- _Task directions_:
Transcribe the listing verbatim. Do not carry over any pictures.

- _Data shown_:
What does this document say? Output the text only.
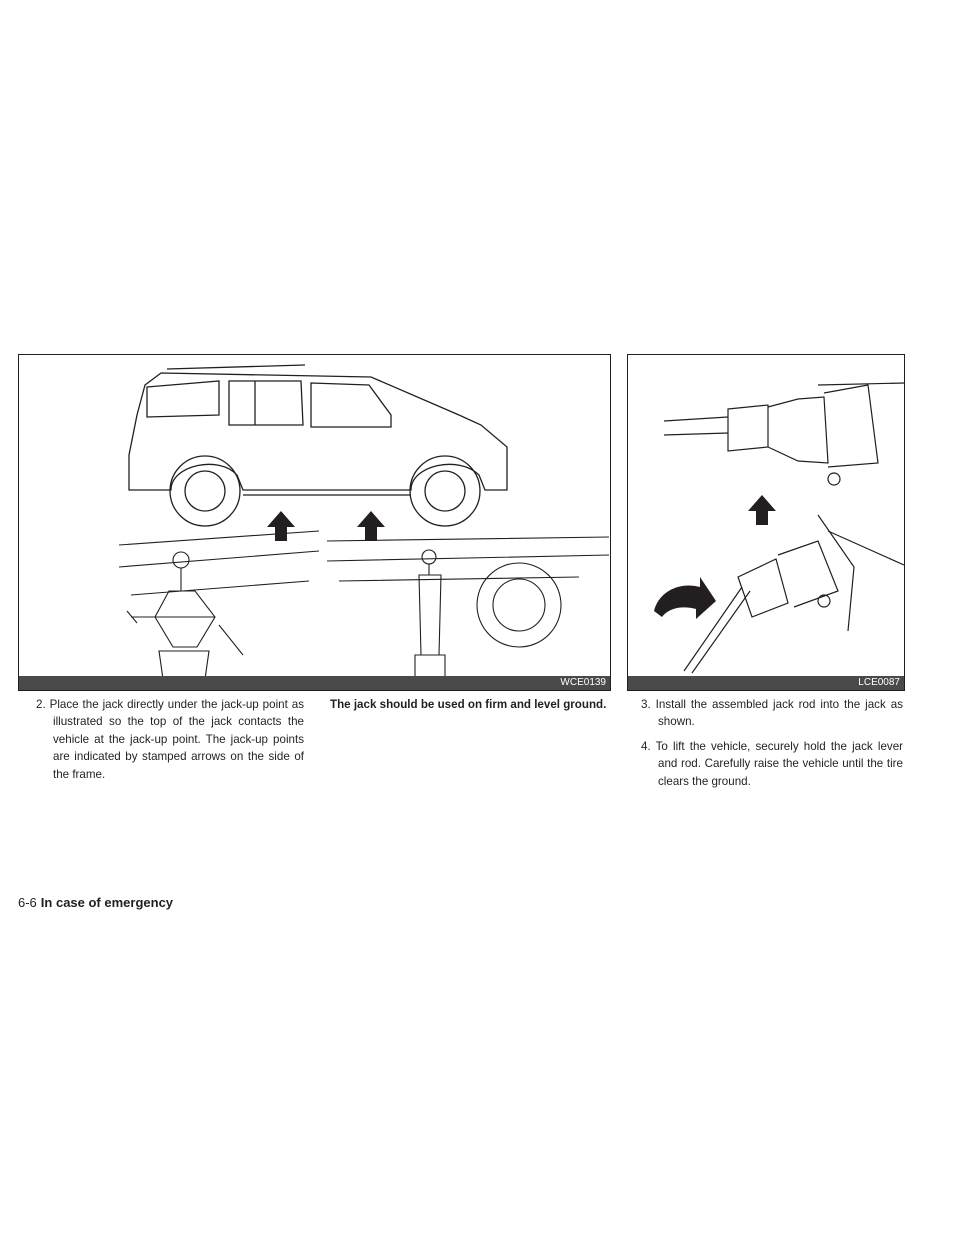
WCE0139	LCE0087

2. Place the jack directly under the jack-up point as illustrated so the top of the jack contacts the vehicle at the jack-up point. The jack-up points are indicated by stamped arrows on the side of the frame.

The jack should be used on firm and level ground.	3. Install the assembled jack rod into the jack as shown.

4. To lift the vehicle, securely hold the jack lever and rod. Carefully raise the vehicle until the tire clears the ground.

6-6 In case of emergency
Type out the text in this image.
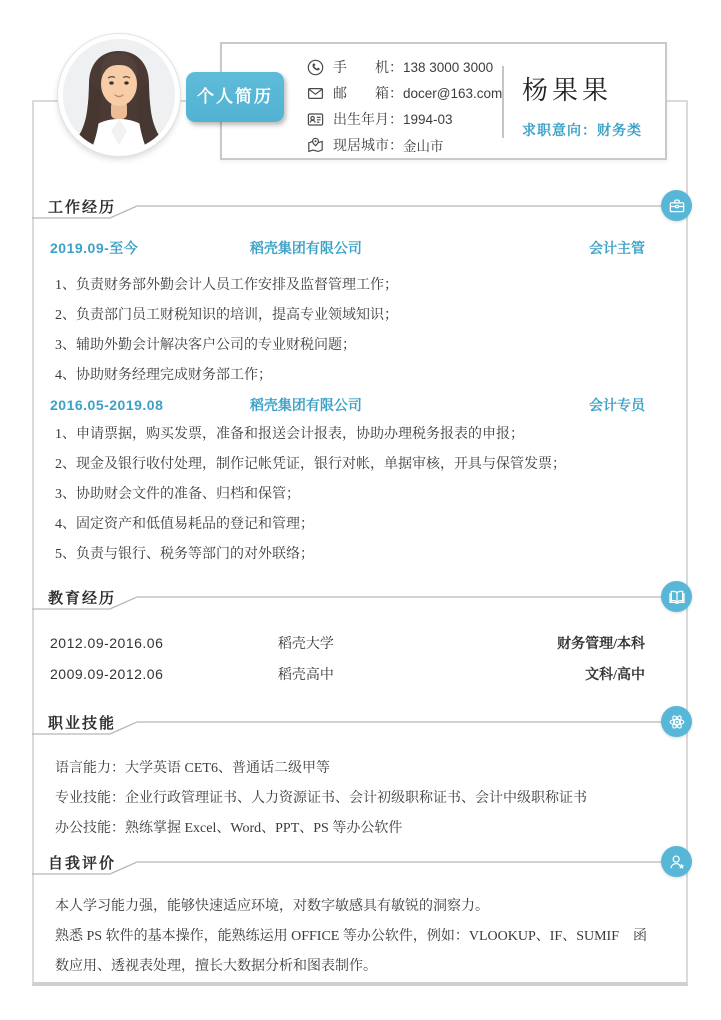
个人简历
手　　机： 138 3000 3000
邮　　箱： docer@163.com
出生年月： 1994-03
现居城市： 金山市
杨果果
求职意向：财务类
工作经历
2019.09-至今	稻壳集团有限公司	会计主管
1、负责财务部外勤会计人员工作安排及监督管理工作；
2、负责部门员工财税知识的培训，提高专业领域知识；
3、辅助外勤会计解决客户公司的专业财税问题；
4、协助财务经理完成财务部工作；
2016.05-2019.08	稻壳集团有限公司	会计专员
1、申请票据，购买发票，准备和报送会计报表，协助办理税务报表的申报；
2、现金及银行收付处理，制作记帐凭证，银行对帐，单据审核，开具与保管发票；
3、协助财会文件的准备、归档和保管；
4、固定资产和低值易耗品的登记和管理；
5、负责与银行、税务等部门的对外联络；
教育经历
2012.09-2016.06	稻壳大学	财务管理/本科
2009.09-2012.06	稻壳高中	文科/高中
职业技能
语言能力：大学英语 CET6、普通话二级甲等
专业技能：企业行政管理证书、人力资源证书、会计初级职称证书、会计中级职称证书
办公技能：熟练掌握 Excel、Word、PPT、PS 等办公软件
自我评价

本人学习能力强，能够快速适应环境，对数字敏感具有敏锐的洞察力。

熟悉 PS 软件的基本操作，能熟练运用 OFFICE 等办公软件，例如：VLOOKUP、IF、SUMIF　函数应用、透视表处理，擅长大数据分析和图表制作。
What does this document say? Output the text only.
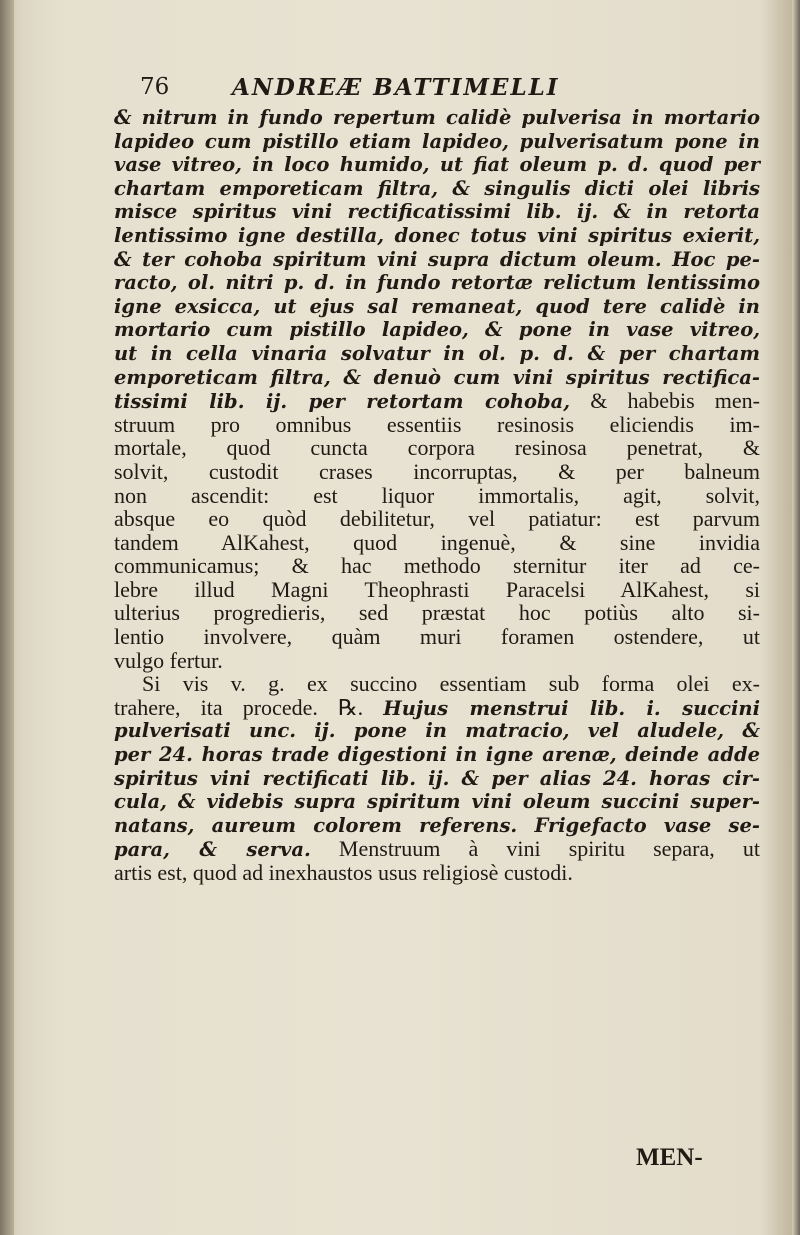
76	ANDREÆ BATTIMELLI
& nitrum in fundo repertum calidè pulverisa in mortario
lapideo cum pistillo etiam lapideo, pulverisatum pone in
vase vitreo, in loco humido, ut fiat oleum p. d. quod per
chartam emporeticam filtra, & singulis dicti olei libris
misce spiritus vini rectificatissimi lib. ij. & in retorta
lentissimo igne destilla, donec totus vini spiritus exierit,
& ter cohoba spiritum vini supra dictum oleum. Hoc pe-
racto, ol. nitri p. d. in fundo retortæ relictum lentissimo
igne exsicca, ut ejus sal remaneat, quod tere calidè in
mortario cum pistillo lapideo, & pone in vase vitreo,
ut in cella vinaria solvatur in ol. p. d. & per chartam
emporeticam filtra, & denuò cum vini spiritus rectifica-
tissimi lib. ij. per retortam cohoba, & habebis men-
struum pro omnibus essentiis resinosis eliciendis im-
mortale, quod cuncta corpora resinosa penetrat, &
solvit, custodit crases incorruptas, & per balneum
non ascendit: est liquor immortalis, agit, solvit,
absque eo quòd debilitetur, vel patiatur: est parvum
tandem AlKahest, quod ingenuè, & sine invidia
communicamus; & hac methodo sternitur iter ad ce-
lebre illud Magni Theophrasti Paracelsi AlKahest, si
ulterius progredieris, sed præstat hoc potiùs alto si-
lentio involvere, quàm muri foramen ostendere, ut
vulgo fertur.
Si vis v. g. ex succino essentiam sub forma olei ex-
trahere, ita procede. ℞. Hujus menstrui lib. i. succini
pulverisati unc. ij. pone in matracio, vel aludele, &
per 24. horas trade digestioni in igne arenæ, deinde adde
spiritus vini rectificati lib. ij. & per alias 24. horas cir-
cula, & videbis supra spiritum vini oleum succini super-
natans, aureum colorem referens. Frigefacto vase se-
para, & serva. Menstruum à vini spiritu separa, ut
artis est, quod ad inexhaustos usus religiosè custodi.
MEN-
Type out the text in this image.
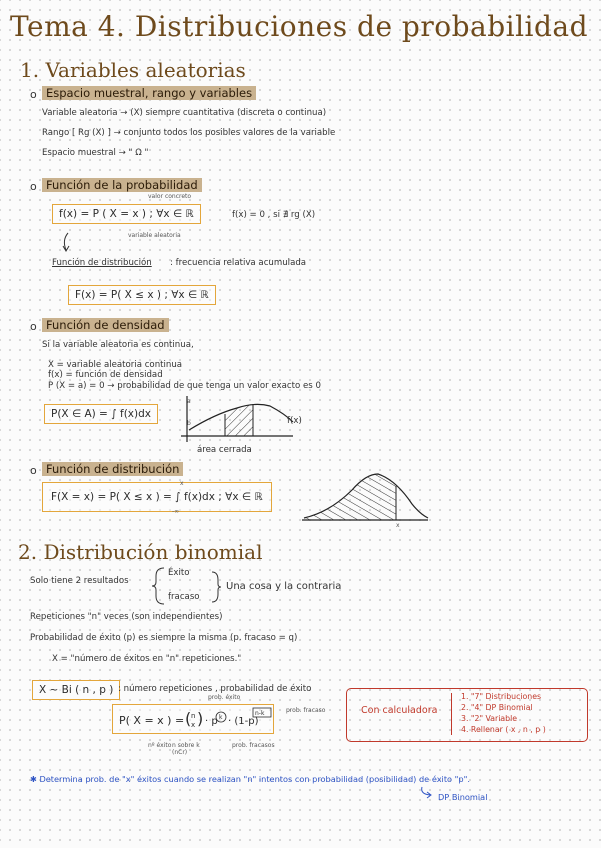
Tema 4. Distribuciones de probabilidad
1. Variables aleatorias
o Espacio muestral, rango y variables
Variable aleatoria → (X) siempre cuantitativa (discreta o continua)
Rango [ Rg (X) ] → conjunto todos los posibles valores de la variable
Espacio muestral → " Ω "
o Función de la probabilidad
valor concreto
f(x) = P ( X = x ) ; ∀x ∈ ℝ
variable aleatoria
f(x) = 0 , si ∄ rg (X)
Función de distribución : frecuencia relativa acumulada
F(x) = P( X ≤ x ) ; ∀x ∈ ℝ
o Función de densidad
Si la variable aleatoria es continua,
X = variable aleatoria continua
f(x) = función de densidad
P (X = a) = 0 → probabilidad de que tenga un valor exacto es 0
P(X ∈ A) = ∫ f(x)dx
a
b	f(x)
área cerrada
o Función de distribución
F(X = x) = P( X ≤ x ) = ∫ f(x)dx ; ∀x ∈ ℝ
x
-∞
x
2. Distribución binomial
Solo tiene 2 resultados
Éxito
fracaso
Una cosa y la contraria
Repeticiones "n" veces (son independientes)
Probabilidad de éxito (p) es siempre la misma (p. fracaso = q)
X = "número de éxitos en "n" repeticiones."
X ~ Bi ( n , p ) : número repeticiones , probabilidad de éxito
P( X = x ) = ( n
x ) · p k · (1-p)
n-k
prob. éxito
prob. fracaso
nº éxito n sobre k (nCr)
prob. fracasos
Con calculadora
1. "7" Distribuciones
2. "4" DP Binomial
3. "2" Variable
4. Rellenar ( x , n , p )
✱ Determina prob. de "x" éxitos cuando se realizan "n" intentos con probabilidad (posibilidad) de éxito "p".
DP Binomial
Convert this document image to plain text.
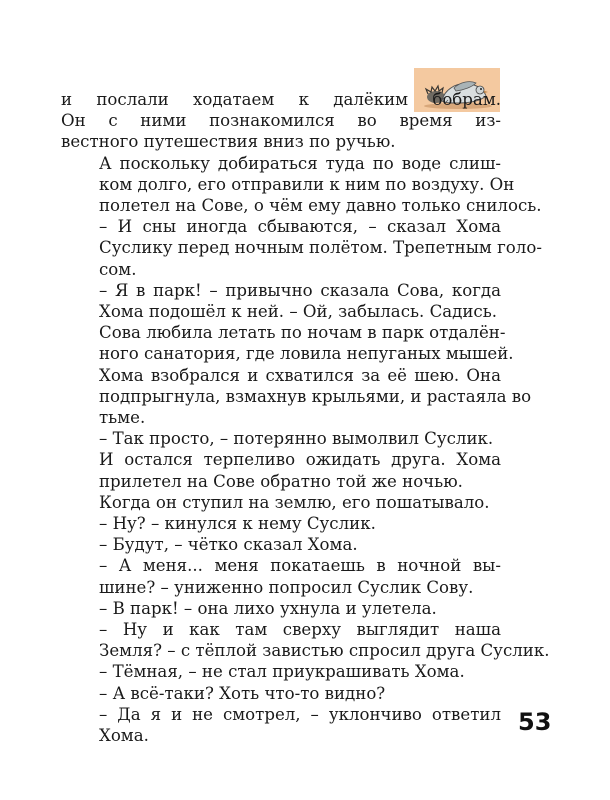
и послали ходатаем к далёким бобрам.
Он с ними познакомился во время из-
вестного путешествия вниз по ручью.

А поскольку добираться туда по воде слиш-
ком долго, его отправили к ним по воздуху. Он
полетел на Сове, о чём ему давно только снилось.

– И сны иногда сбываются, – сказал Хома
Суслику перед ночным полётом. Трепетным голо-
сом.

– Я в парк! – привычно сказала Сова, когда
Хома подошёл к ней. – Ой, забылась. Садись.

Сова любила летать по ночам в парк отдалён-
ного санатория, где ловила непуганых мышей.

Хома взобрался и схватился за её шею. Она
подпрыгнула, взмахнув крыльями, и растаяла во
тьме.

– Так просто, – потерянно вымолвил Суслик.

И остался терпеливо ожидать друга. Хома
прилетел на Сове обратно той же ночью.

Когда он ступил на землю, его пошатывало.

– Ну? – кинулся к нему Суслик.

– Будут, – чётко сказал Хома.

– А меня... меня покатаешь в ночной вы-
шине? – униженно попросил Суслик Сову.

– В парк! – она лихо ухнула и улетела.

– Ну и как там сверху выглядит наша
Земля? – с тёплой завистью спросил друга Суслик.

– Тёмная, – не стал приукрашивать Хома.

– А всё-таки? Хоть что-то видно?

– Да я и не смотрел, – уклончиво ответил
Хома.	53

- _The completed task_:
What does this document say? Output the text only.
WCE0139	LCE0087

2. Place the jack directly under the jack-up point as illustrated so the top of the jack contacts the vehicle at the jack-up point. The jack-up points are indicated by stamped arrows on the side of the frame.

The jack should be used on firm and level ground.	3. Install the assembled jack rod into the jack as shown.

4. To lift the vehicle, securely hold the jack lever and rod. Carefully raise the vehicle until the tire clears the ground.

6-6 In case of emergency
Type out the text in this image.
个人简历
手　　机： 138 3000 3000
邮　　箱： docer@163.com
出生年月： 1994-03
现居城市： 金山市
杨果果
求职意向：财务类
工作经历
2019.09-至今	稻壳集团有限公司	会计主管
1、负责财务部外勤会计人员工作安排及监督管理工作；
2、负责部门员工财税知识的培训，提高专业领域知识；
3、辅助外勤会计解决客户公司的专业财税问题；
4、协助财务经理完成财务部工作；
2016.05-2019.08	稻壳集团有限公司	会计专员
1、申请票据，购买发票，准备和报送会计报表，协助办理税务报表的申报；
2、现金及银行收付处理，制作记帐凭证，银行对帐，单据审核，开具与保管发票；
3、协助财会文件的准备、归档和保管；
4、固定资产和低值易耗品的登记和管理；
5、负责与银行、税务等部门的对外联络；
教育经历
2012.09-2016.06	稻壳大学	财务管理/本科
2009.09-2012.06	稻壳高中	文科/高中
职业技能
语言能力：大学英语 CET6、普通话二级甲等
专业技能：企业行政管理证书、人力资源证书、会计初级职称证书、会计中级职称证书
办公技能：熟练掌握 Excel、Word、PPT、PS 等办公软件
自我评价

本人学习能力强，能够快速适应环境，对数字敏感具有敏锐的洞察力。

熟悉 PS 软件的基本操作，能熟练运用 OFFICE 等办公软件，例如：VLOOKUP、IF、SUMIF　函数应用、透视表处理，擅长大数据分析和图表制作。
What does this document say? Output the text only.
76	ANDREÆ BATTIMELLI
& nitrum in fundo repertum calidè pulverisa in mortario
lapideo cum pistillo etiam lapideo, pulverisatum pone in
vase vitreo, in loco humido, ut fiat oleum p. d. quod per
chartam emporeticam filtra, & singulis dicti olei libris
misce spiritus vini rectificatissimi lib. ij. & in retorta
lentissimo igne destilla, donec totus vini spiritus exierit,
& ter cohoba spiritum vini supra dictum oleum. Hoc pe-
racto, ol. nitri p. d. in fundo retortæ relictum lentissimo
igne exsicca, ut ejus sal remaneat, quod tere calidè in
mortario cum pistillo lapideo, & pone in vase vitreo,
ut in cella vinaria solvatur in ol. p. d. & per chartam
emporeticam filtra, & denuò cum vini spiritus rectifica-
tissimi lib. ij. per retortam cohoba, & habebis men-
struum pro omnibus essentiis resinosis eliciendis im-
mortale, quod cuncta corpora resinosa penetrat, &
solvit, custodit crases incorruptas, & per balneum
non ascendit: est liquor immortalis, agit, solvit,
absque eo quòd debilitetur, vel patiatur: est parvum
tandem AlKahest, quod ingenuè, & sine invidia
communicamus; & hac methodo sternitur iter ad ce-
lebre illud Magni Theophrasti Paracelsi AlKahest, si
ulterius progredieris, sed præstat hoc potiùs alto si-
lentio involvere, quàm muri foramen ostendere, ut
vulgo fertur.
Si vis v. g. ex succino essentiam sub forma olei ex-
trahere, ita procede. ℞. Hujus menstrui lib. i. succini
pulverisati unc. ij. pone in matracio, vel aludele, &
per 24. horas trade digestioni in igne arenæ, deinde adde
spiritus vini rectificati lib. ij. & per alias 24. horas cir-
cula, & videbis supra spiritum vini oleum succini super-
natans, aureum colorem referens. Frigefacto vase se-
para, & serva. Menstruum à vini spiritu separa, ut
artis est, quod ad inexhaustos usus religiosè custodi.
MEN-
Type out the text in this image.
Tema 4. Distribuciones de probabilidad
1. Variables aleatorias
o Espacio muestral, rango y variables
Variable aleatoria → (X) siempre cuantitativa (discreta o continua)
Rango [ Rg (X) ] → conjunto todos los posibles valores de la variable
Espacio muestral → " Ω "
o Función de la probabilidad
valor concreto
f(x) = P ( X = x ) ; ∀x ∈ ℝ
variable aleatoria
f(x) = 0 , si ∄ rg (X)
Función de distribución : frecuencia relativa acumulada
F(x) = P( X ≤ x ) ; ∀x ∈ ℝ
o Función de densidad
Si la variable aleatoria es continua,
X = variable aleatoria continua
f(x) = función de densidad
P (X = a) = 0 → probabilidad de que tenga un valor exacto es 0
P(X ∈ A) = ∫ f(x)dx
a
b	f(x)
área cerrada
o Función de distribución
F(X = x) = P( X ≤ x ) = ∫ f(x)dx ; ∀x ∈ ℝ
x
-∞
x
2. Distribución binomial
Solo tiene 2 resultados
Éxito
fracaso
Una cosa y la contraria
Repeticiones "n" veces (son independientes)
Probabilidad de éxito (p) es siempre la misma (p. fracaso = q)
X = "número de éxitos en "n" repeticiones."
X ~ Bi ( n , p ) : número repeticiones , probabilidad de éxito
P( X = x ) = ( n
x ) · p k · (1-p)
n-k
prob. éxito
prob. fracaso
nº éxito n sobre k (nCr)
prob. fracasos
Con calculadora
1. "7" Distribuciones
2. "4" DP Binomial
3. "2" Variable
4. Rellenar ( x , n , p )
✱ Determina prob. de "x" éxitos cuando se realizan "n" intentos con probabilidad (posibilidad) de éxito "p".
DP Binomial
Convert this document image to plain text.
и послали ходатаем к далёким бобрам.
Он с ними познакомился во время из-
вестного путешествия вниз по ручью.

А поскольку добираться туда по воде слиш-
ком долго, его отправили к ним по воздуху. Он
полетел на Сове, о чём ему давно только снилось.

– И сны иногда сбываются, – сказал Хома
Суслику перед ночным полётом. Трепетным голо-
сом.

– Я в парк! – привычно сказала Сова, когда
Хома подошёл к ней. – Ой, забылась. Садись.

Сова любила летать по ночам в парк отдалён-
ного санатория, где ловила непуганых мышей.

Хома взобрался и схватился за её шею. Она
подпрыгнула, взмахнув крыльями, и растаяла во
тьме.

– Так просто, – потерянно вымолвил Суслик.

И остался терпеливо ожидать друга. Хома
прилетел на Сове обратно той же ночью.

Когда он ступил на землю, его пошатывало.

– Ну? – кинулся к нему Суслик.

– Будут, – чётко сказал Хома.

– А меня... меня покатаешь в ночной вы-
шине? – униженно попросил Суслик Сову.

– В парк! – она лихо ухнула и улетела.

– Ну и как там сверху выглядит наша
Земля? – с тёплой завистью спросил друга Суслик.

– Тёмная, – не стал приукрашивать Хома.

– А всё-таки? Хоть что-то видно?

– Да я и не смотрел, – уклончиво ответил
Хома.	53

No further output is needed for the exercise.